> [GIVEN INSTRUCTION] Your task is to extract every entry that follows word for word while excluding the pictures.

[Dataset records]
◇ ◇ ◇ ◇

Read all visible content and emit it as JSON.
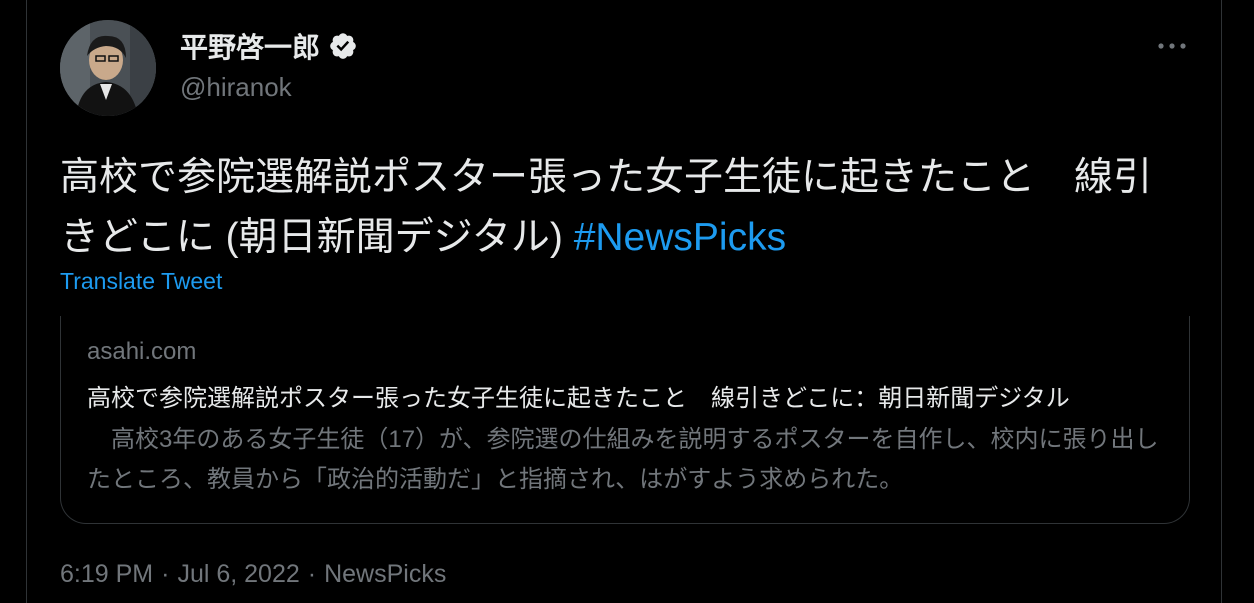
{
  "author": {
    "display_name": "平野啓一郎",
    "handle": "@hiranok",
    "verified": true
  },
  "tweet": {
    "text_main": "高校で参院選解説ポスター張った女子生徒に起きたこと　線引きどこに (朝日新聞デジタル) ",
    "hashtag": "#NewsPicks",
    "translate_label": "Translate Tweet"
  },
  "card": {
    "domain": "asahi.com",
    "title": "高校で参院選解説ポスター張った女子生徒に起きたこと　線引きどこに：朝日新聞デジタル",
    "description": "　高校3年のある女子生徒（17）が、参院選の仕組みを説明するポスターを自作し、校内に張り出したところ、教員から「政治的活動だ」と指摘され、はがすよう求められた。"
  },
  "meta": {
    "time": "6:19 PM",
    "date": "Jul 6, 2022",
    "separator": "·",
    "source": "NewsPicks"
  },
  "colors": {
    "background": "#000000",
    "text": "#e7e9ea",
    "secondary": "#71767b",
    "accent": "#1d9bf0",
    "border": "#2f3336"
  },
  "icons": {
    "verified": "verified-badge-icon",
    "more": "more-options-icon"
  }
}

◇ ◇ ◇ ◇

> [WORKED SOLUTION]
Read all visible content and emit it as JSON.
{
  "author": {
    "display_name": "平野啓一郎",
    "handle": "@hiranok",
    "verified": true
  },
  "tweet": {
    "text_main": "高校で参院選解説ポスター張った女子生徒に起きたこと　線引きどこに (朝日新聞デジタル) ",
    "hashtag": "#NewsPicks",
    "translate_label": "Translate Tweet"
  },
  "card": {
    "domain": "asahi.com",
    "title": "高校で参院選解説ポスター張った女子生徒に起きたこと　線引きどこに：朝日新聞デジタル",
    "description": "　高校3年のある女子生徒（17）が、参院選の仕組みを説明するポスターを自作し、校内に張り出したところ、教員から「政治的活動だ」と指摘され、はがすよう求められた。"
  },
  "meta": {
    "time": "6:19 PM",
    "date": "Jul 6, 2022",
    "separator": "·",
    "source": "NewsPicks"
  },
  "colors": {
    "background": "#000000",
    "text": "#e7e9ea",
    "secondary": "#71767b",
    "accent": "#1d9bf0",
    "border": "#2f3336"
  },
  "icons": {
    "verified": "verified-badge-icon",
    "more": "more-options-icon"
  }
}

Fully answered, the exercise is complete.